◆ Exercise prompt
Reproduce each line from the records that holds "amplitude".

◆ Extracted entries
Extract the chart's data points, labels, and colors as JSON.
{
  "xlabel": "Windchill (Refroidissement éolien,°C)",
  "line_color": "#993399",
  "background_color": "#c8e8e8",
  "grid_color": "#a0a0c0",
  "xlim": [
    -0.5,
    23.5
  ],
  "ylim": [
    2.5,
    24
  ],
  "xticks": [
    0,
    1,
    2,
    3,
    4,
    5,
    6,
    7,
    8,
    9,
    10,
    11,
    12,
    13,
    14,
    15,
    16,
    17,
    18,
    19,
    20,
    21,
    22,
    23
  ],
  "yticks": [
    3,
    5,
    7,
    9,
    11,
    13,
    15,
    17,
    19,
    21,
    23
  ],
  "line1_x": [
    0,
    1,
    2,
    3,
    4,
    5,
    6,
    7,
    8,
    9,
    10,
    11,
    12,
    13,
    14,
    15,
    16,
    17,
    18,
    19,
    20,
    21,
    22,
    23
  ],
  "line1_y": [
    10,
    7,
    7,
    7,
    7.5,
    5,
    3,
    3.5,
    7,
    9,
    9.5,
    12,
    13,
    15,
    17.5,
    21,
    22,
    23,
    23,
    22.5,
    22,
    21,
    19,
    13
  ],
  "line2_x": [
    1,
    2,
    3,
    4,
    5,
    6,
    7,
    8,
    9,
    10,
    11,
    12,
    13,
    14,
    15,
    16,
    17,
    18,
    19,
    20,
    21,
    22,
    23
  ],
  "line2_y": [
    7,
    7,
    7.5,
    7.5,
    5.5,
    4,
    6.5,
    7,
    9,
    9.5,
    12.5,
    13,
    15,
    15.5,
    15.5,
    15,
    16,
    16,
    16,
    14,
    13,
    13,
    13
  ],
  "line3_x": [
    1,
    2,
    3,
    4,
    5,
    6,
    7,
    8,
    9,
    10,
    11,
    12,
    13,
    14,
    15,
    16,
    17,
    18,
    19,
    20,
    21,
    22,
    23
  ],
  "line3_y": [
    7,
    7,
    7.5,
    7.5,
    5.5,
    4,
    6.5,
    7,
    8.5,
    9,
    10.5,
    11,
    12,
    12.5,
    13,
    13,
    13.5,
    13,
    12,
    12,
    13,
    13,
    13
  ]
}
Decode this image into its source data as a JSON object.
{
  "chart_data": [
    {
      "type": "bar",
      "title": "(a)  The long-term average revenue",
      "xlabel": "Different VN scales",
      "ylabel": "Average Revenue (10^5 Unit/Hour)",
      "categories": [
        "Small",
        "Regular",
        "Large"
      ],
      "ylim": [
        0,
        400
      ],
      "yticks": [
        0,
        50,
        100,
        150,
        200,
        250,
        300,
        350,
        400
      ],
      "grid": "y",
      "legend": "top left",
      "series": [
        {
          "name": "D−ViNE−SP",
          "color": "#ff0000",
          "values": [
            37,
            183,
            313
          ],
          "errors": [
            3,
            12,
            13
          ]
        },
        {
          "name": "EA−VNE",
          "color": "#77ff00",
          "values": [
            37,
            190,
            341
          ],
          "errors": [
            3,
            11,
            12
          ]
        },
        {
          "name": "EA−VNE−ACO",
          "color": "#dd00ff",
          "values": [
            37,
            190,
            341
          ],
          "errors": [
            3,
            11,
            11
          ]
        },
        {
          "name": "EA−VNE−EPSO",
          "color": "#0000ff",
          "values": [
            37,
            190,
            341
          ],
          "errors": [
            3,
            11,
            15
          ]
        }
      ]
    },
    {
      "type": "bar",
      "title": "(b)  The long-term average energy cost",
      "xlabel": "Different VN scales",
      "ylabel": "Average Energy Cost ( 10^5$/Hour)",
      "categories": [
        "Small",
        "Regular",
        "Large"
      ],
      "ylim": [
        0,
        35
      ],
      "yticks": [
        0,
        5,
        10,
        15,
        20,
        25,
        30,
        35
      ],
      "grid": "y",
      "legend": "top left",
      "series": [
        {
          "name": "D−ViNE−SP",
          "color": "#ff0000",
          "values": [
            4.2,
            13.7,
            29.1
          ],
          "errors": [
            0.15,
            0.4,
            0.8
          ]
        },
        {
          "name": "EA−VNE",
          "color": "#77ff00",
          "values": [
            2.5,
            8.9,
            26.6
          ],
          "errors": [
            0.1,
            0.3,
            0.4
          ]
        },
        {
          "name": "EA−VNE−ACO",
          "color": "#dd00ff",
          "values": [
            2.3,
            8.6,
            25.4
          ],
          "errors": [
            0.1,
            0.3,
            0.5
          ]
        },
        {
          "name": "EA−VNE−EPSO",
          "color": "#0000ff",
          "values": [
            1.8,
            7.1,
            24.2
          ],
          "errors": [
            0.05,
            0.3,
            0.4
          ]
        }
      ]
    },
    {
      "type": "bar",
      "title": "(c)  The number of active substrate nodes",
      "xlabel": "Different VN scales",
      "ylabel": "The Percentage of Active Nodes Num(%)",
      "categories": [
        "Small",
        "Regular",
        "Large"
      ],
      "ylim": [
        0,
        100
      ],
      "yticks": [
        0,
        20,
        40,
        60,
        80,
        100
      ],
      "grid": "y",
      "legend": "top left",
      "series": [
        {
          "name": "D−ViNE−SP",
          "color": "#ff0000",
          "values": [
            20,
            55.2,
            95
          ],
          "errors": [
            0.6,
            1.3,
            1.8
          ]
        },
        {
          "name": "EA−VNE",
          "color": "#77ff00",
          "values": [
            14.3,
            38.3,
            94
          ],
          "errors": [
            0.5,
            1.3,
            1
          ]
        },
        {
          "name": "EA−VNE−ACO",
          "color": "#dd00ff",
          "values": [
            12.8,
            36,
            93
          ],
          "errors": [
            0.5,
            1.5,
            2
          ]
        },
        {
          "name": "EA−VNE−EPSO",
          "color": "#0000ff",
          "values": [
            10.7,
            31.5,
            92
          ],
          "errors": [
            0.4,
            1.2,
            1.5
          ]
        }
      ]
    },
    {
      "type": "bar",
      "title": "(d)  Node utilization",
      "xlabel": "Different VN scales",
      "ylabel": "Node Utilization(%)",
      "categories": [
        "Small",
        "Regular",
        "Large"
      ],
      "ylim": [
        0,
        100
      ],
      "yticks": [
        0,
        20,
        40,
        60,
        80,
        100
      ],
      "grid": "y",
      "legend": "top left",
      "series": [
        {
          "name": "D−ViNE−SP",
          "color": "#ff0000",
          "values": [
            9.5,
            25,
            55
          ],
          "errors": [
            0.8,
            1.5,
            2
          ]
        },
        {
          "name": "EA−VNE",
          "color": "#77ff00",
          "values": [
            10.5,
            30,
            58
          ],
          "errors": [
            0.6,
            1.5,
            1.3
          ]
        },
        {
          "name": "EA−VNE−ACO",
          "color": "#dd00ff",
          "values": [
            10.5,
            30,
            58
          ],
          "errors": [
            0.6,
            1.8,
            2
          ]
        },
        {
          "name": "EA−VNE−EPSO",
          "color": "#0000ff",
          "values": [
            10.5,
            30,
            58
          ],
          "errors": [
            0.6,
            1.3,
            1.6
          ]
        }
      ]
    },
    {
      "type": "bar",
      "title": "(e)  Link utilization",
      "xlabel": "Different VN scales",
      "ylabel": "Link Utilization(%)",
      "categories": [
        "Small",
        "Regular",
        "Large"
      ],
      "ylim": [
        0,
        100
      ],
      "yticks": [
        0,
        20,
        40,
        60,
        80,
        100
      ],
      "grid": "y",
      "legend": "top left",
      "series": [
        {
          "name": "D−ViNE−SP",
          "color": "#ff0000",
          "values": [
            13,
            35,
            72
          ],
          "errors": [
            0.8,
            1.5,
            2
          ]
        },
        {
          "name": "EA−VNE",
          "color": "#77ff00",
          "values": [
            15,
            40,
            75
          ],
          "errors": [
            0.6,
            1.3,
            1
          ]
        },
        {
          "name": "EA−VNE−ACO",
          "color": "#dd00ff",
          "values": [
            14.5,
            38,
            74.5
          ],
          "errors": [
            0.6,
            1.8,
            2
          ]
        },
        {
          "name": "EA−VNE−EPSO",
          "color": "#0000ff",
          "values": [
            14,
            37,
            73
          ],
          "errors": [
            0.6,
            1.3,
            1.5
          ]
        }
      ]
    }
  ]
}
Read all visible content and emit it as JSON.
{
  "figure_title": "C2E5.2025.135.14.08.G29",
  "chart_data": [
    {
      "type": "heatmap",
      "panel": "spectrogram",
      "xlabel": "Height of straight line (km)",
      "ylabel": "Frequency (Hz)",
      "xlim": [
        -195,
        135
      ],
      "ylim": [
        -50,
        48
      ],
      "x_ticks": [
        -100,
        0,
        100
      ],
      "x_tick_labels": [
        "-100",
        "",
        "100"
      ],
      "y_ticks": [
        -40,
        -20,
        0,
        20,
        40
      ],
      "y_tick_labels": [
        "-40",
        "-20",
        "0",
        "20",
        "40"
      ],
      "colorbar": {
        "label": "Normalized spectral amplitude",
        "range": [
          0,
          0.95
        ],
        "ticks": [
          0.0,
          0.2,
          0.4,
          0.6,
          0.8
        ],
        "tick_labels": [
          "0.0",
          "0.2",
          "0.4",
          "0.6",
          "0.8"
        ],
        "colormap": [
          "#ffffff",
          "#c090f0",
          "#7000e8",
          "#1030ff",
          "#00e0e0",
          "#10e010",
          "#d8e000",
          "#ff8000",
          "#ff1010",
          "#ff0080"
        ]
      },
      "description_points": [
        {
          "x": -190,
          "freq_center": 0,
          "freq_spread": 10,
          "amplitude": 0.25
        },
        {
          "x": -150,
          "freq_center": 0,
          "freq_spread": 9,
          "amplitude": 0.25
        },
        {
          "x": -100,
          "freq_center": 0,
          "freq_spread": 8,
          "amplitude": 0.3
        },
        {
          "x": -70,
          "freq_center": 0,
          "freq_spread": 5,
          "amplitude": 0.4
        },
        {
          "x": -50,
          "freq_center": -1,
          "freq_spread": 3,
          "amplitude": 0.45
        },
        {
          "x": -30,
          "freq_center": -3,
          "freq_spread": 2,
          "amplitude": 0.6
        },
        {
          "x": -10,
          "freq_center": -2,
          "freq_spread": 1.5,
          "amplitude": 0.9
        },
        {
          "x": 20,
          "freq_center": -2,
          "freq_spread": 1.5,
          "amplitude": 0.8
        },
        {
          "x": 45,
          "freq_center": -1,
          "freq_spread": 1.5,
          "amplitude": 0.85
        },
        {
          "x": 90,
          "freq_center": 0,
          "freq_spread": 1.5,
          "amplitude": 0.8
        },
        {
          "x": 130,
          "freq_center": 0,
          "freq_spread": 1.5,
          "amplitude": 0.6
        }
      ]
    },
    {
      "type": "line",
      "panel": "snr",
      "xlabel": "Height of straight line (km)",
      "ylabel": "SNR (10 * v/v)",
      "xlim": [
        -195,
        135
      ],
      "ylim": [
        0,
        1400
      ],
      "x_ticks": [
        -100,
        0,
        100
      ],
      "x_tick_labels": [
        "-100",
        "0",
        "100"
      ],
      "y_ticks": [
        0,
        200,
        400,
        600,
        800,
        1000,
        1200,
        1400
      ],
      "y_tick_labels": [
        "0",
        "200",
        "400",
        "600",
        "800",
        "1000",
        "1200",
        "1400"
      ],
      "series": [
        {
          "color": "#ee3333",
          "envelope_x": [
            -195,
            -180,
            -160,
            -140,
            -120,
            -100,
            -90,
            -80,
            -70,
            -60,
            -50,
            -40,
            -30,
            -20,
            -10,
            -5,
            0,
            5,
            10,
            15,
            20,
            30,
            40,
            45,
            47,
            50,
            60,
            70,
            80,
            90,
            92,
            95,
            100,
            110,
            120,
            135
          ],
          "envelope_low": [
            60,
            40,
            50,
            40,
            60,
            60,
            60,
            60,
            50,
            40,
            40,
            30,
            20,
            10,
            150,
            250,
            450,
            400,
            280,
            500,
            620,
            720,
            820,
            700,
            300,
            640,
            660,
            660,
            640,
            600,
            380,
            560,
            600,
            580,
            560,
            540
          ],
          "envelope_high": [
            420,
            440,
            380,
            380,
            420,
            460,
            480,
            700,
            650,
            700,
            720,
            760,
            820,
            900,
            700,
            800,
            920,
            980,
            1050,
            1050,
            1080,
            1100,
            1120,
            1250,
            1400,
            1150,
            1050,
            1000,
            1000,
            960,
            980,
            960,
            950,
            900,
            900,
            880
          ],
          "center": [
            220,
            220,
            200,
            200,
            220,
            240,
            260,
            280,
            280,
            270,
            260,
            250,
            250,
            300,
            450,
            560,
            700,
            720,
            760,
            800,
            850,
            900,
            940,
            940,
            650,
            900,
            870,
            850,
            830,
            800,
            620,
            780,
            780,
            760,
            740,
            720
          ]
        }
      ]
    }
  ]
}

◆ Output of the exercise
        "label": "Normalized spectral amplitude",
          "amplitude": 0.25
          "amplitude": 0.25
          "amplitude": 0.3
          "amplitude": 0.4
          "amplitude": 0.45
          "amplitude": 0.6
          "amplitude": 0.9
          "amplitude": 0.8
          "amplitude": 0.85
          "amplitude": 0.8
          "amplitude": 0.6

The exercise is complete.